- **STATED TASK A**
From the netfs patch thread, extract the passage that begins with the words containing "I like this." and ends with "mempool_free()/netfs_stat_d().", copying it without changes.

- **EXCERPTED PASSAGE**
-- BEGIN --

Re: [PATCH] fs/netfs: fix reference leak

Posted by David Howells 4 months, 2 weeks ago

Max Kellermann <max.kellermann@ionos.com> wrote:

> For my taste, the whole netfs code needs an overhaul to make reference
> counting easier to understand and less fragile & obscure.  But to fix
> this bug here and now and produce a patch that is adequate for a
> stable backport, I tried a minimal approach that quickly frees the
> request object upon early failure.

I'm not entirely satisfied with the refcounting either, as it's tricky with
the asynchronicity requirements.

> I decided against adding a second netfs_put_request() each time because that
> would cause code duplication which obscures the code further.  Instead, I
> added the function netfs_put_failed_request() which frees such a failed
> request synchronously under the assumption that the reference count is
> exactly 2 (as initially set by netfs_alloc_request() and never touched),
> verified by a WARN_ON_ONCE().

I like this.

> ... and frees the allocation (without the "call_rcu" indirection).

Unfortunately, this isn't good.  The request has already been added to the
proc list and is removed in netfs_deinit_request() by netfs_proc_del_rreq() -
but that means that someone reading /proc/fs/netfs/requests can be looking at
it as you free it.

You still need the call_rcu() - or you have to call synchronize_rcu().

I can change netfs_put_failed_request() to do the call_rcu() rather than
mempool_free()/netfs_stat_d().

Another possibility could be to defer the addition to the proc list to right
before we start adding subrequests.  Deleting from the proc list would be a
no-op if the thing isn't queued.

Thanks,
David

Re: [PATCH] fs/netfs: fix reference leak

Posted by David Howells 4 months, 2 weeks ago

David Howells <dhowells@redhat.com> wrote:

> > ... and frees the allocation (without the "call_rcu" indirection).
> 
> Unfortunately, this isn't good.  The request has already been added to the
> proc list and is removed in netfs_deinit_request() by netfs_proc_del_rreq() -
> but that means that someone reading /proc/fs/netfs/requests can be looking at
> it as you free it.

-- END --

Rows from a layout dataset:
-- BEGIN --

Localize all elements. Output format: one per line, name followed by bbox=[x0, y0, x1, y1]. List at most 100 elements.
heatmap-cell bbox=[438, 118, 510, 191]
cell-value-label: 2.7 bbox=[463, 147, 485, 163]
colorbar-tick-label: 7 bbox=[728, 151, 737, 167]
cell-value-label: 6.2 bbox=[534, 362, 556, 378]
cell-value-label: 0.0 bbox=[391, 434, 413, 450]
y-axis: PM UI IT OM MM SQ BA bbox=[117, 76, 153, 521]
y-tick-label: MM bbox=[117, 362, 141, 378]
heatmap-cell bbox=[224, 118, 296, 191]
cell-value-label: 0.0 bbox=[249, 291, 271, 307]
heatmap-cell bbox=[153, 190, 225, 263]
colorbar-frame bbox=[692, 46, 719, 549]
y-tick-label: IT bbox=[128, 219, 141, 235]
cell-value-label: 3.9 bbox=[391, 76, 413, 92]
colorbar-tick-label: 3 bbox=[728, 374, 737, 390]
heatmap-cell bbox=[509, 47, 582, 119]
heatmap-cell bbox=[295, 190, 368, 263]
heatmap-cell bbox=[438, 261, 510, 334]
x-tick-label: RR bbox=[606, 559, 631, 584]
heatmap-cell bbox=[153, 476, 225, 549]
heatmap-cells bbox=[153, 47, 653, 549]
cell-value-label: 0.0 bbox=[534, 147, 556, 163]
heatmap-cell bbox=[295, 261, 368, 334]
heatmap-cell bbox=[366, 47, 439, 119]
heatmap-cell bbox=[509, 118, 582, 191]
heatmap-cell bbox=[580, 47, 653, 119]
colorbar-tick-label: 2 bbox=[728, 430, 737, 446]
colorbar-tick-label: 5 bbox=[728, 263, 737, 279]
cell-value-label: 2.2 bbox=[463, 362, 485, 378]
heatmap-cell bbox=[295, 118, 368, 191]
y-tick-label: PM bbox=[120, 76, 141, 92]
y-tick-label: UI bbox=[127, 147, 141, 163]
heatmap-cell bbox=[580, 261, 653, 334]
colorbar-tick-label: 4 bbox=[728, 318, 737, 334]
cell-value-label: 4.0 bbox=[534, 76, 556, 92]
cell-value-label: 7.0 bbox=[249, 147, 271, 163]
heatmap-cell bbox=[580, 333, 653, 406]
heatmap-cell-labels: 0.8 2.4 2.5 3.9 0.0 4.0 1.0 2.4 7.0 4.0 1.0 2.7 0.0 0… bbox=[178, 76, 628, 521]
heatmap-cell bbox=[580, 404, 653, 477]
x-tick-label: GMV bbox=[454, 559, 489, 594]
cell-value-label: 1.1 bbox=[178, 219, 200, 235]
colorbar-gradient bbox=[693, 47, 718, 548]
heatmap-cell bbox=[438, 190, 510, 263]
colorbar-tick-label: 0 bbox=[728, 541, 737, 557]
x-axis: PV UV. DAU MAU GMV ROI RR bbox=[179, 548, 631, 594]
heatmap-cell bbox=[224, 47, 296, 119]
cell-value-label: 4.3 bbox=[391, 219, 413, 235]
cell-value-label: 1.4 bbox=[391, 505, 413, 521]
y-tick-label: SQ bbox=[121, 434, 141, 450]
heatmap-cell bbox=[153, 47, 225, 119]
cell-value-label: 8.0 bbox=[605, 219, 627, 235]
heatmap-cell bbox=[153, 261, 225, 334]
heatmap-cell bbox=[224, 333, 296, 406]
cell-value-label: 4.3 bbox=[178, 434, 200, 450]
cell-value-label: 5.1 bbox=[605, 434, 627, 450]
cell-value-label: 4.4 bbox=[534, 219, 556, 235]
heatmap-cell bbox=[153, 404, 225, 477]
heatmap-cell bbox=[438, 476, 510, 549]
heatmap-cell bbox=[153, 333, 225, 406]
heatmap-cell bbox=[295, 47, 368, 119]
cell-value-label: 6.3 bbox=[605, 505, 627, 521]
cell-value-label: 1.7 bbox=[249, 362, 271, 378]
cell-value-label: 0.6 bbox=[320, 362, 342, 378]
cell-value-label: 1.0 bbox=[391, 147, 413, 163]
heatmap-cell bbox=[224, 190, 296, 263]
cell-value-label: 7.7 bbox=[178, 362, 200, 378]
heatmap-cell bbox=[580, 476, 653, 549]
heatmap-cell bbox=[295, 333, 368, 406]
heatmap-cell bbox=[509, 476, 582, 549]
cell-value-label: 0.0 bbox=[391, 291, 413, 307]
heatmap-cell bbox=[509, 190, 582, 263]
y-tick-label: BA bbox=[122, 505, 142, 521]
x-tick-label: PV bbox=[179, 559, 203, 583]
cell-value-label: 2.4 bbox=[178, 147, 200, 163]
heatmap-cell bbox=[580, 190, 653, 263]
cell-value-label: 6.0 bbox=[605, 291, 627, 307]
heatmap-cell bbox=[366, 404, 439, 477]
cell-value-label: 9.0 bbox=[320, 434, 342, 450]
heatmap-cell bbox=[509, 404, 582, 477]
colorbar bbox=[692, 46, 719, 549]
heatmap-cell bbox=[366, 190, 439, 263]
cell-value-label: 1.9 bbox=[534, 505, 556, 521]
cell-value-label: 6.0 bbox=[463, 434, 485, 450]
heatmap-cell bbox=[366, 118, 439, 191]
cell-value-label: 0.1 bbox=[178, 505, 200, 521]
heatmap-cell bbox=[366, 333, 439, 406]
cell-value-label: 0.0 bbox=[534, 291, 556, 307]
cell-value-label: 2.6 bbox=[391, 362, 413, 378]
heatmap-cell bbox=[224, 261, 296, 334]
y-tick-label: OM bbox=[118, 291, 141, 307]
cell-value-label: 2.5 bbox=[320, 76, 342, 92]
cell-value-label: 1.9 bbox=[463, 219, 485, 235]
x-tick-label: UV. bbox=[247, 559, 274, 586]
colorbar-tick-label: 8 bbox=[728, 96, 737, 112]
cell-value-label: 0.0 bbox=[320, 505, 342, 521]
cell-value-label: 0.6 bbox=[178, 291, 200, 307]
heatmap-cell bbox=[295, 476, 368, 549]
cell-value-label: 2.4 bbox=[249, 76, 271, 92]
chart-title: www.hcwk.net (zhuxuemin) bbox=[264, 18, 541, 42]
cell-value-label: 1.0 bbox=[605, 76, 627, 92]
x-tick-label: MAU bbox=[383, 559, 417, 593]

-- END --

- **STATED TASK B**
Convert the lines of the records, from the start of the records through the line containing "cell-value-label: 0.0 bbox=[391, 434, 413, 450]", into a numbered list, leaving out any blank lines.

- **RIGHT ANSWER A**
I like this.

> ... and frees the allocation (without the "call_rcu" indirection).

Unfortunately, this isn't good.  The request has already been added to the
proc list and is removed in netfs_deinit_request() by netfs_proc_del_rreq() -
but that means that someone reading /proc/fs/netfs/requests can be looking at
it as you free it.

You still need the call_rcu() - or you have to call synchronize_rcu().

I can change netfs_put_failed_request() to do the call_rcu() rather than
mempool_free()/netfs_stat_d().

- **RIGHT ANSWER B**
1. Localize all elements. Output format: one per line, name followed by bbox=[x0, y0, x1, y1]. List at most 100 elements.
2. heatmap-cell bbox=[438, 118, 510, 191]
3. cell-value-label: 2.7 bbox=[463, 147, 485, 163]
4. colorbar-tick-label: 7 bbox=[728, 151, 737, 167]
5. cell-value-label: 6.2 bbox=[534, 362, 556, 378]
6. cell-value-label: 0.0 bbox=[391, 434, 413, 450]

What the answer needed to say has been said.